━━━ DATASET ━━━
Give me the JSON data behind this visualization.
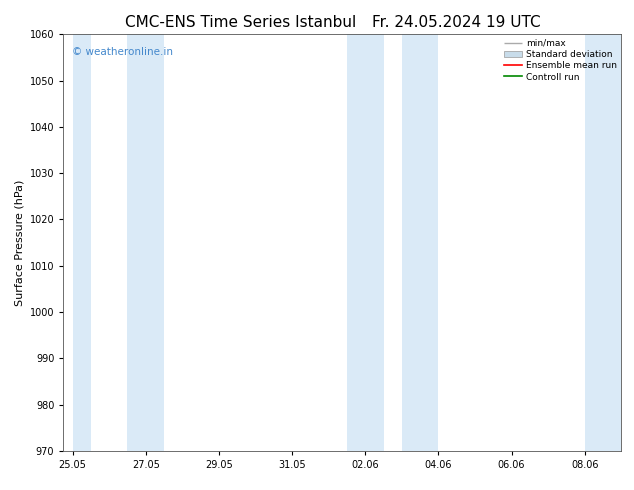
{
  "title": "CMC-ENS Time Series Istanbul",
  "title_right": "Fr. 24.05.2024 19 UTC",
  "ylabel": "Surface Pressure (hPa)",
  "watermark": "© weatheronline.in",
  "watermark_color": "#4488cc",
  "ylim": [
    970,
    1060
  ],
  "yticks": [
    970,
    980,
    990,
    1000,
    1010,
    1020,
    1030,
    1040,
    1050,
    1060
  ],
  "shaded_band_color": "#daeaf7",
  "shaded_band_alpha": 1.0,
  "background_color": "#ffffff",
  "plot_bg_color": "#ffffff",
  "legend_items": [
    "min/max",
    "Standard deviation",
    "Ensemble mean run",
    "Controll run"
  ],
  "legend_colors_handle": [
    "#aaaaaa",
    "#c8dcea",
    "#ff0000",
    "#008800"
  ],
  "title_fontsize": 11,
  "tick_label_fontsize": 7,
  "ylabel_fontsize": 8,
  "x_tick_labels": [
    "25.05",
    "27.05",
    "29.05",
    "31.05",
    "02.06",
    "04.06",
    "06.06",
    "08.06"
  ],
  "x_tick_positions": [
    0.0,
    2.0,
    4.0,
    6.0,
    8.0,
    10.0,
    12.0,
    14.0
  ],
  "xlim": [
    -0.25,
    15.0
  ],
  "total_days": 14.75,
  "shaded_ranges": [
    [
      0.0,
      0.5
    ],
    [
      1.5,
      2.5
    ],
    [
      7.5,
      8.5
    ],
    [
      9.0,
      10.0
    ],
    [
      14.0,
      15.0
    ]
  ]
}
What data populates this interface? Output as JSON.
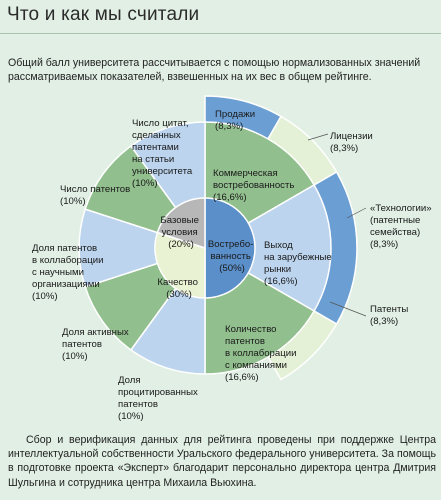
{
  "header": {
    "title": "Что и как мы считали",
    "intro": "Общий балл университета рассчитывается с помощью нормализованных значений рассматриваемых показателей, взвешенных на их вес в общем рейтинге."
  },
  "footer": {
    "text": "Сбор и верификация данных для рейтинга проведены при поддержке Центра интеллектуальной собственности Уральского федерального университета. За помощь в подготовке проекта «Эксперт» благодарит персонально директора центра Дмитрия Шульгина и сотрудника центра Михаила Вьюхина."
  },
  "colors": {
    "light_blue": "#bcd4ee",
    "green": "#92bf8e",
    "inner_blue": "#5b8fc9",
    "inner_gray": "#b7b7b7",
    "inner_cream": "#e9f2d3",
    "dark_blue": "#6b9fd4",
    "pale_green": "#e4f1d6"
  },
  "chart_data": {
    "type": "pie",
    "title": "",
    "center_groups": [
      {
        "name": "Востребо-ванность",
        "label_lines": [
          "Востребо-",
          "ванность",
          "(50%)"
        ],
        "value": 50
      },
      {
        "name": "Качество",
        "label_lines": [
          "Качество",
          "(30%)"
        ],
        "value": 30
      },
      {
        "name": "Базовые условия",
        "label_lines": [
          "Базовые",
          "условия",
          "(20%)"
        ],
        "value": 20
      }
    ],
    "middle_ring": [
      {
        "group": "Востребо-ванность",
        "label_lines": [
          "Коммерческая",
          "востребованность",
          "(16,6%)"
        ],
        "value": 16.6
      },
      {
        "group": "Востребо-ванность",
        "label_lines": [
          "Выход",
          "на зарубежные",
          "рынки",
          "(16,6%)"
        ],
        "value": 16.6
      },
      {
        "group": "Востребо-ванность",
        "label_lines": [
          "Количество",
          "патентов",
          "в коллаборации",
          "с компаниями",
          "(16,6%)"
        ],
        "value": 16.6
      },
      {
        "group": "Качество",
        "label_lines": [
          "Доля",
          "процитированных",
          "патентов",
          "(10%)"
        ],
        "value": 10
      },
      {
        "group": "Качество",
        "label_lines": [
          "Доля активных",
          "патентов",
          "(10%)"
        ],
        "value": 10
      },
      {
        "group": "Качество",
        "label_lines": [
          "Доля патентов",
          "в коллаборации",
          "с научными",
          "организациями",
          "(10%)"
        ],
        "value": 10
      },
      {
        "group": "Базовые условия",
        "label_lines": [
          "Число патентов",
          "(10%)"
        ],
        "value": 10
      },
      {
        "group": "Базовые условия",
        "label_lines": [
          "Число цитат,",
          "сделанных",
          "патентами",
          "на статьи",
          "университета",
          "(10%)"
        ],
        "value": 10
      }
    ],
    "outer_ring": [
      {
        "parent": "Коммерческая востребованность",
        "label_lines": [
          "Продажи",
          "(8,3%)"
        ],
        "value": 8.3
      },
      {
        "parent": "Коммерческая востребованность",
        "label_lines": [
          "Лицензии",
          "(8,3%)"
        ],
        "value": 8.3
      },
      {
        "parent": "Выход на зарубежные рынки",
        "label_lines": [
          "«Технологии»",
          "(патентные",
          "семейства)",
          "(8,3%)"
        ],
        "value": 8.3
      },
      {
        "parent": "Выход на зарубежные рынки",
        "label_lines": [
          "Патенты",
          "(8,3%)"
        ],
        "value": 8.3
      }
    ]
  }
}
━━━
WHAT YOU SHOULD DO:
Your copy of the data above should match it exactly, except that pictures are left out.

RESULT FOR THIS TASK:
Give me the JSON data behind this visualization.
{
  "title": "CMC-ENS Time Series Istanbul",
  "title_right": "Fr. 24.05.2024 19 UTC",
  "ylabel": "Surface Pressure (hPa)",
  "watermark": "© weatheronline.in",
  "watermark_color": "#4488cc",
  "ylim": [
    970,
    1060
  ],
  "yticks": [
    970,
    980,
    990,
    1000,
    1010,
    1020,
    1030,
    1040,
    1050,
    1060
  ],
  "shaded_band_color": "#daeaf7",
  "shaded_band_alpha": 1.0,
  "background_color": "#ffffff",
  "plot_bg_color": "#ffffff",
  "legend_items": [
    "min/max",
    "Standard deviation",
    "Ensemble mean run",
    "Controll run"
  ],
  "legend_colors_handle": [
    "#aaaaaa",
    "#c8dcea",
    "#ff0000",
    "#008800"
  ],
  "title_fontsize": 11,
  "tick_label_fontsize": 7,
  "ylabel_fontsize": 8,
  "x_tick_labels": [
    "25.05",
    "27.05",
    "29.05",
    "31.05",
    "02.06",
    "04.06",
    "06.06",
    "08.06"
  ],
  "x_tick_positions": [
    0.0,
    2.0,
    4.0,
    6.0,
    8.0,
    10.0,
    12.0,
    14.0
  ],
  "xlim": [
    -0.25,
    15.0
  ],
  "total_days": 14.75,
  "shaded_ranges": [
    [
      0.0,
      0.5
    ],
    [
      1.5,
      2.5
    ],
    [
      7.5,
      8.5
    ],
    [
      9.0,
      10.0
    ],
    [
      14.0,
      15.0
    ]
  ]
}
What data populates this interface? Output as JSON.
{
  "header": {
    "title": "Что и как мы считали",
    "intro": "Общий балл университета рассчитывается с помощью нормализованных значений рассматриваемых показателей, взвешенных на их вес в общем рейтинге."
  },
  "footer": {
    "text": "Сбор и верификация данных для рейтинга проведены при поддержке Центра интеллектуальной собственности Уральского федерального университета. За помощь в подготовке проекта «Эксперт» благодарит персонально директора центра Дмитрия Шульгина и сотрудника центра Михаила Вьюхина."
  },
  "colors": {
    "light_blue": "#bcd4ee",
    "green": "#92bf8e",
    "inner_blue": "#5b8fc9",
    "inner_gray": "#b7b7b7",
    "inner_cream": "#e9f2d3",
    "dark_blue": "#6b9fd4",
    "pale_green": "#e4f1d6"
  },
  "chart_data": {
    "type": "pie",
    "title": "",
    "center_groups": [
      {
        "name": "Востребо-ванность",
        "label_lines": [
          "Востребо-",
          "ванность",
          "(50%)"
        ],
        "value": 50
      },
      {
        "name": "Качество",
        "label_lines": [
          "Качество",
          "(30%)"
        ],
        "value": 30
      },
      {
        "name": "Базовые условия",
        "label_lines": [
          "Базовые",
          "условия",
          "(20%)"
        ],
        "value": 20
      }
    ],
    "middle_ring": [
      {
        "group": "Востребо-ванность",
        "label_lines": [
          "Коммерческая",
          "востребованность",
          "(16,6%)"
        ],
        "value": 16.6
      },
      {
        "group": "Востребо-ванность",
        "label_lines": [
          "Выход",
          "на зарубежные",
          "рынки",
          "(16,6%)"
        ],
        "value": 16.6
      },
      {
        "group": "Востребо-ванность",
        "label_lines": [
          "Количество",
          "патентов",
          "в коллаборации",
          "с компаниями",
          "(16,6%)"
        ],
        "value": 16.6
      },
      {
        "group": "Качество",
        "label_lines": [
          "Доля",
          "процитированных",
          "патентов",
          "(10%)"
        ],
        "value": 10
      },
      {
        "group": "Качество",
        "label_lines": [
          "Доля активных",
          "патентов",
          "(10%)"
        ],
        "value": 10
      },
      {
        "group": "Качество",
        "label_lines": [
          "Доля патентов",
          "в коллаборации",
          "с научными",
          "организациями",
          "(10%)"
        ],
        "value": 10
      },
      {
        "group": "Базовые условия",
        "label_lines": [
          "Число патентов",
          "(10%)"
        ],
        "value": 10
      },
      {
        "group": "Базовые условия",
        "label_lines": [
          "Число цитат,",
          "сделанных",
          "патентами",
          "на статьи",
          "университета",
          "(10%)"
        ],
        "value": 10
      }
    ],
    "outer_ring": [
      {
        "parent": "Коммерческая востребованность",
        "label_lines": [
          "Продажи",
          "(8,3%)"
        ],
        "value": 8.3
      },
      {
        "parent": "Коммерческая востребованность",
        "label_lines": [
          "Лицензии",
          "(8,3%)"
        ],
        "value": 8.3
      },
      {
        "parent": "Выход на зарубежные рынки",
        "label_lines": [
          "«Технологии»",
          "(патентные",
          "семейства)",
          "(8,3%)"
        ],
        "value": 8.3
      },
      {
        "parent": "Выход на зарубежные рынки",
        "label_lines": [
          "Патенты",
          "(8,3%)"
        ],
        "value": 8.3
      }
    ]
  }
}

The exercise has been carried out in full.